Exercise directions: Turn each line of the records below into an item in a numbered list, skipping any blank lines.

Available records:

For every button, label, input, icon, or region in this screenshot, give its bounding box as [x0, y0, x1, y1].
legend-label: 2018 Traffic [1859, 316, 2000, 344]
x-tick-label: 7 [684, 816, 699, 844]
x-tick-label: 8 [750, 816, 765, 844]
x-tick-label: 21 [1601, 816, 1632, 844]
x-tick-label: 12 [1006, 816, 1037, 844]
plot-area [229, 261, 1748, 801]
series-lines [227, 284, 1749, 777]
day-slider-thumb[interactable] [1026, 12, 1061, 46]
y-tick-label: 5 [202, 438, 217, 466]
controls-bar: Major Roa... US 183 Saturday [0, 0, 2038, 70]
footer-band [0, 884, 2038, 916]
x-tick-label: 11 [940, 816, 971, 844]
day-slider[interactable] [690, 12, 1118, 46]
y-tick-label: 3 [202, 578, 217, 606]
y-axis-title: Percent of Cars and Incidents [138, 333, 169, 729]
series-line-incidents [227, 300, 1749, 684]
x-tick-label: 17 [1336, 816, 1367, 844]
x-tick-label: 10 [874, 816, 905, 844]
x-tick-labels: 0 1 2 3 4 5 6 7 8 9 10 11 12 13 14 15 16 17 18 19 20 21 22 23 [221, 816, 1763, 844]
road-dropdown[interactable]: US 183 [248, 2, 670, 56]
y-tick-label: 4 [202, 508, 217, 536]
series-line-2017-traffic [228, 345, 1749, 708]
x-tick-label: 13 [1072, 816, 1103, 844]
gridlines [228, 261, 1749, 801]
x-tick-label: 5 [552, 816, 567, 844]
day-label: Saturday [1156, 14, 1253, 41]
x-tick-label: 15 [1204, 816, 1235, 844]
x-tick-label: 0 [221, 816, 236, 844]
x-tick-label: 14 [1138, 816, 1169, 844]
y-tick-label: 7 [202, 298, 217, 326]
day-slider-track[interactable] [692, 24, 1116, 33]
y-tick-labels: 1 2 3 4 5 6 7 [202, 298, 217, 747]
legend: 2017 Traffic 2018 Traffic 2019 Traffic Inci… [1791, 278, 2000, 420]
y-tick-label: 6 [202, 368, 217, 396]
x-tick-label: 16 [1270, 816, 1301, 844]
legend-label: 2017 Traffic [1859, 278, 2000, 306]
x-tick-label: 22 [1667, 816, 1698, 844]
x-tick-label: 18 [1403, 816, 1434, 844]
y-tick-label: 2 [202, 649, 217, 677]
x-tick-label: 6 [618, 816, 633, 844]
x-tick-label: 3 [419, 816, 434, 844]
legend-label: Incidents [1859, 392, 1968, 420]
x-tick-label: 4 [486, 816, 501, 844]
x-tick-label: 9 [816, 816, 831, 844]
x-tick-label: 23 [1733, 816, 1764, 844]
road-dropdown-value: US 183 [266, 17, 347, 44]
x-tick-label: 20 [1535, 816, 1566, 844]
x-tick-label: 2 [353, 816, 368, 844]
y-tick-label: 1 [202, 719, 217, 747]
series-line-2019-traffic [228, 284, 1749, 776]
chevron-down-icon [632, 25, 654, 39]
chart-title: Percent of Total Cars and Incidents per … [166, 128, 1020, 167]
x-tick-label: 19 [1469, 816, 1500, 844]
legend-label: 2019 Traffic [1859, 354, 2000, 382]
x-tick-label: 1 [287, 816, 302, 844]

Response to this task:
1. For every button, label, input, icon, or region in this screenshot, give its bounding box as [x0, y0, x1, y1].
2. legend-label: 2018 Traffic [1859, 316, 2000, 344]
3. x-tick-label: 7 [684, 816, 699, 844]
4. x-tick-label: 8 [750, 816, 765, 844]
5. x-tick-label: 21 [1601, 816, 1632, 844]
6. x-tick-label: 12 [1006, 816, 1037, 844]
7. plot-area [229, 261, 1748, 801]
8. series-lines [227, 284, 1749, 777]
9. day-slider-thumb[interactable] [1026, 12, 1061, 46]
10. y-tick-label: 5 [202, 438, 217, 466]
11. controls-bar: Major Roa... US 183 Saturday [0, 0, 2038, 70]
12. footer-band [0, 884, 2038, 916]
13. x-tick-label: 11 [940, 816, 971, 844]
14. day-slider[interactable] [690, 12, 1118, 46]
15. y-tick-label: 3 [202, 578, 217, 606]
16. y-axis-title: Percent of Cars and Incidents [138, 333, 169, 729]
17. series-line-incidents [227, 300, 1749, 684]
18. x-tick-label: 17 [1336, 816, 1367, 844]
19. x-tick-label: 10 [874, 816, 905, 844]
20. x-tick-labels: 0 1 2 3 4 5 6 7 8 9 10 11 12 13 14 15 16 17 18 19 20 21 22 23 [221, 816, 1763, 844]
21. road-dropdown[interactable]: US 183 [248, 2, 670, 56]
22. y-tick-label: 4 [202, 508, 217, 536]
23. series-line-2017-traffic [228, 345, 1749, 708]
24. x-tick-label: 13 [1072, 816, 1103, 844]
25. gridlines [228, 261, 1749, 801]
26. x-tick-label: 5 [552, 816, 567, 844]
27. day-label: Saturday [1156, 14, 1253, 41]
28. x-tick-label: 15 [1204, 816, 1235, 844]
29. x-tick-label: 0 [221, 816, 236, 844]
30. x-tick-label: 14 [1138, 816, 1169, 844]
31. y-tick-label: 7 [202, 298, 217, 326]
32. day-slider-track[interactable] [692, 24, 1116, 33]
33. y-tick-labels: 1 2 3 4 5 6 7 [202, 298, 217, 747]
34. legend: 2017 Traffic 2018 Traffic 2019 Traffic Inci… [1791, 278, 2000, 420]
35. y-tick-label: 6 [202, 368, 217, 396]
36. x-tick-label: 16 [1270, 816, 1301, 844]
37. legend-label: 2017 Traffic [1859, 278, 2000, 306]
38. x-tick-label: 22 [1667, 816, 1698, 844]
39. x-tick-label: 18 [1403, 816, 1434, 844]
40. y-tick-label: 2 [202, 649, 217, 677]
41. x-tick-label: 6 [618, 816, 633, 844]
42. x-tick-label: 3 [419, 816, 434, 844]
43. legend-label: Incidents [1859, 392, 1968, 420]
44. x-tick-label: 4 [486, 816, 501, 844]
45. x-tick-label: 9 [816, 816, 831, 844]
46. x-tick-label: 23 [1733, 816, 1764, 844]
47. road-dropdown-value: US 183 [266, 17, 347, 44]
48. x-tick-label: 20 [1535, 816, 1566, 844]
49. x-tick-label: 2 [353, 816, 368, 844]
50. y-tick-label: 1 [202, 719, 217, 747]
51. series-line-2019-traffic [228, 284, 1749, 776]
52. chevron-down-icon [632, 25, 654, 39]
53. chart-title: Percent of Total Cars and Incidents per … [166, 128, 1020, 167]
54. x-tick-label: 19 [1469, 816, 1500, 844]
55. legend-label: 2019 Traffic [1859, 354, 2000, 382]
56. x-tick-label: 1 [287, 816, 302, 844]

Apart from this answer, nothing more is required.